§ **Problem statement**
Images are not part of the copy; transcribe all the data exactly.

§ **Extracted information**
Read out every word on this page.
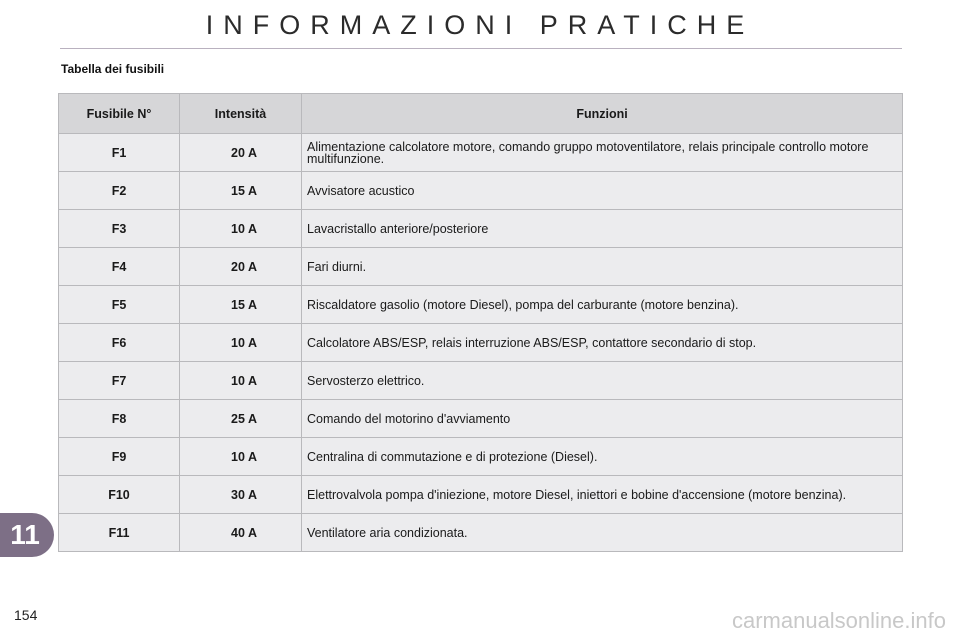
INFORMAZIONI PRATICHE
Tabella dei fusibili
Fusibile N°	Intensità	Funzioni
F1	20 A	Alimentazione calcolatore motore, comando gruppo motoventilatore, relais principale controllo motore multifunzione.
F2	15 A	Avvisatore acustico
F3	10 A	Lavacristallo anteriore/posteriore
F4	20 A	Fari diurni.
F5	15 A	Riscaldatore gasolio (motore Diesel), pompa del carburante (motore benzina).
F6	10 A	Calcolatore ABS/ESP, relais interruzione ABS/ESP, contattore secondario di stop.
F7	10 A	Servosterzo elettrico.
F8	25 A	Comando del motorino d'avviamento
F9	10 A	Centralina di commutazione e di protezione (Diesel).
F10	30 A	Elettrovalvola pompa d'iniezione, motore Diesel, iniettori e bobine d'accensione (motore benzina).
F11	40 A	Ventilatore aria condizionata.
11
154	carmanualsonline.info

§ **Written response**
Read out every word on this page.
INFORMAZIONI PRATICHE
Tabella dei fusibili
Fusibile N°	Intensità	Funzioni
F1	20 A	Alimentazione calcolatore motore, comando gruppo motoventilatore, relais principale controllo motore multifunzione.
F2	15 A	Avvisatore acustico
F3	10 A	Lavacristallo anteriore/posteriore
F4	20 A	Fari diurni.
F5	15 A	Riscaldatore gasolio (motore Diesel), pompa del carburante (motore benzina).
F6	10 A	Calcolatore ABS/ESP, relais interruzione ABS/ESP, contattore secondario di stop.
F7	10 A	Servosterzo elettrico.
F8	25 A	Comando del motorino d'avviamento
F9	10 A	Centralina di commutazione e di protezione (Diesel).
F10	30 A	Elettrovalvola pompa d'iniezione, motore Diesel, iniettori e bobine d'accensione (motore benzina).
F11	40 A	Ventilatore aria condizionata.
11
154	carmanualsonline.info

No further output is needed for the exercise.